Alerts generated by the antifraud tool are notified via Webhook. To do so, it is necessary to configure an endpoint address through which we will send the notifications, as well as a secret_token that will be used to sign the request. This configuration must be done through our support team.

In this notification we will send information about the generated alerts, as well as which cardholder they refer to, so that the client can take action—for example, sending a push notification to the cardholder.

Request

Request Body
    {
"alert_key": "123456",
"cardholder_id": "ef47bc3f-61ac-4b85-ad67-0cfa3a422201",
"company_name": "Cliente 1",
"irregularity_type" : "fraud",
"risk_level": "critical"
}

The request has the format above and notifies the opening of a new alert for a Cardholder — identified by cardholder_id.

- [Data rows]:
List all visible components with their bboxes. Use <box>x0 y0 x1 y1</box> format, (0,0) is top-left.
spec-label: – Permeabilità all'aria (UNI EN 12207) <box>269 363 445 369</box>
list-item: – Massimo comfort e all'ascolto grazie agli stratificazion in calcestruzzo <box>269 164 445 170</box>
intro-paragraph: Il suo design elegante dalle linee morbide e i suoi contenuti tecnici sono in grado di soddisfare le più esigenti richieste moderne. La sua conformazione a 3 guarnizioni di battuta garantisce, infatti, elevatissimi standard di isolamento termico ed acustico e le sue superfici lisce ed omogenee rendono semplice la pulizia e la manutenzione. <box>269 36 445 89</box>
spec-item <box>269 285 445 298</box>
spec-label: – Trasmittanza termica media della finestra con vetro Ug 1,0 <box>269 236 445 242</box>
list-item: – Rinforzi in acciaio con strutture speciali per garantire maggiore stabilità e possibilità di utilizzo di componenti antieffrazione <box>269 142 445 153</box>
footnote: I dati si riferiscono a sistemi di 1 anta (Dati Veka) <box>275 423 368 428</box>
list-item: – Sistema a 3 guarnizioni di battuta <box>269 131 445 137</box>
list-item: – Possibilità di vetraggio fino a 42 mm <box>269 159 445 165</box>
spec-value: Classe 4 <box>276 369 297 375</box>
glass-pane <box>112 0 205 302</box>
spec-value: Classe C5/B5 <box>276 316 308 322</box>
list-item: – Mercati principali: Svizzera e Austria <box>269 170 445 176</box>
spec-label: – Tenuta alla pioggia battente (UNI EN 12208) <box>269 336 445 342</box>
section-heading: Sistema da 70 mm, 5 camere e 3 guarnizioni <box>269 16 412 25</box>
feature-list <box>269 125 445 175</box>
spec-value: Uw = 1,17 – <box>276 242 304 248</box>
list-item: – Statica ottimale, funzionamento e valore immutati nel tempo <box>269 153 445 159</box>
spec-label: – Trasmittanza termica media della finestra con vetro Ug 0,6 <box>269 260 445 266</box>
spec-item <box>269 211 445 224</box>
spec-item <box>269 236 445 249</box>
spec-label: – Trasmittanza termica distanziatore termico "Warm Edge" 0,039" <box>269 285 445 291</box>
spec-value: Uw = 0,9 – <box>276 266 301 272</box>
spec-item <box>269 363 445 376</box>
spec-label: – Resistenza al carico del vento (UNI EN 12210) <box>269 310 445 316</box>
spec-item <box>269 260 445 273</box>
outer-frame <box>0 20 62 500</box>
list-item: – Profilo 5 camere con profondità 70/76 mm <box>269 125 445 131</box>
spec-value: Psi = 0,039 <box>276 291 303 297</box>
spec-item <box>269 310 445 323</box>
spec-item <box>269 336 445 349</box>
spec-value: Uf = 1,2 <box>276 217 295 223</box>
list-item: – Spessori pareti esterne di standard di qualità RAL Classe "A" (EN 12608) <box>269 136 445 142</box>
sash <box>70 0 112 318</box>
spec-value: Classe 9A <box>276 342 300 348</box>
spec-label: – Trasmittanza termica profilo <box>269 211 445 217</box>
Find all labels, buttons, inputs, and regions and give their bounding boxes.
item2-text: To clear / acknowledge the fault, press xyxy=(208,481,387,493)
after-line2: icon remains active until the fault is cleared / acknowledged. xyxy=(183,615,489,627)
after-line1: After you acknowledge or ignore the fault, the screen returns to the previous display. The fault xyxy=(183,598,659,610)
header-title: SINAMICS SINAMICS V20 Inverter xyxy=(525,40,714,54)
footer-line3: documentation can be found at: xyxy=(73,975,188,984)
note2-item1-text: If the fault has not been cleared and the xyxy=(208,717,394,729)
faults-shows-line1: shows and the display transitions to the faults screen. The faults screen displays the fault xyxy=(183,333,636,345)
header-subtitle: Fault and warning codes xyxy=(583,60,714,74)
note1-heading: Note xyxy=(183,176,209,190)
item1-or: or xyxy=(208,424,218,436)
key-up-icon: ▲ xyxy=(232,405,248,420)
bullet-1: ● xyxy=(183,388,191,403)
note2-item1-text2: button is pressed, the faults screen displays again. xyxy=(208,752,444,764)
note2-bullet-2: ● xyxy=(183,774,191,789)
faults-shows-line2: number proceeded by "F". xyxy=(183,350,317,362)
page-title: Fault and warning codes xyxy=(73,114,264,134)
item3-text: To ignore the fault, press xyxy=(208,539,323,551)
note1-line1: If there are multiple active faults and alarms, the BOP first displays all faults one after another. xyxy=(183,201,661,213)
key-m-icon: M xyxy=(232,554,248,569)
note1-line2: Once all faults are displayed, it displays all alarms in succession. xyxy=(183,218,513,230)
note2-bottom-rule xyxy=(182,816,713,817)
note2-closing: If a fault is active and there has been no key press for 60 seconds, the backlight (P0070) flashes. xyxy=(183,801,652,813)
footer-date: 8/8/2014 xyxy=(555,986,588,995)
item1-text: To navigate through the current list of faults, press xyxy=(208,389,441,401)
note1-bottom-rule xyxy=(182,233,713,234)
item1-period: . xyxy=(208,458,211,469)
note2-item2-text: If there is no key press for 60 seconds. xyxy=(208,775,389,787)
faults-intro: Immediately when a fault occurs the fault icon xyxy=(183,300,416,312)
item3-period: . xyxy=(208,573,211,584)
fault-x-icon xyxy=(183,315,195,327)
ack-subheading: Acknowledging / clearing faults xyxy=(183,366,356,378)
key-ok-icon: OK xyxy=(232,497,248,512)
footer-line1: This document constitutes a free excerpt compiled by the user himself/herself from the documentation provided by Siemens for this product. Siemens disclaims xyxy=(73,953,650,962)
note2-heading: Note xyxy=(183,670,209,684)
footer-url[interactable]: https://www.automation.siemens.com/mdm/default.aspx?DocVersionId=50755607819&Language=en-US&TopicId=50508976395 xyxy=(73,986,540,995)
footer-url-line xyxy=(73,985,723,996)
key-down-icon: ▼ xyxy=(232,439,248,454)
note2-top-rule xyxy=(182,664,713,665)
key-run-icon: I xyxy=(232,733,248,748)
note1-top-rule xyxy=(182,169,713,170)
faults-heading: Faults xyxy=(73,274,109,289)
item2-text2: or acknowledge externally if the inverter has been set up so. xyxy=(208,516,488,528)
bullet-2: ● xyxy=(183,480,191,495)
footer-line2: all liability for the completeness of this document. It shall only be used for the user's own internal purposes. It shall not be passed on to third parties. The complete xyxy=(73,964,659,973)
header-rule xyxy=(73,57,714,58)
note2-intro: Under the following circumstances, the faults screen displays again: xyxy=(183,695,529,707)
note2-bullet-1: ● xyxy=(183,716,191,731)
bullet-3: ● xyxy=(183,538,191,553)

- [Challenges]:
a: Translate this sentence from the antifraud webhook passage into Spanish: "This configuration must be done through our support team."
b: Please list every field name in the request body shown in the antifraud webhook passage.
c: Write the next part of the antifraud webhook passage, picking up after its final sentence.

- [Answers in order]:
a: Esta configuración debe realizarse a través de nuestro equipo de soporte.

b: alert_key, cardholder_id, company_name, irregularity_type, risk_level

c:
Webhook Signature

Example of signature calculation in Python

    hmac_obj = hmac.new(signature_key.encode('utf-8'), (endpoint + method + payload).encode('utf-8'), hashlib.sha1)
return hmac_obj.hexdigest()

To ensure that the request received at the webhook endpoint comes from our servers, an HMAC signature is sent in the Signature header, similar to the authentication process.

After calculating the expected signature value on the server side, you must compare the calculated signature with the one sent. If the signatures match, this means that the request came from our servers and is trustworthy.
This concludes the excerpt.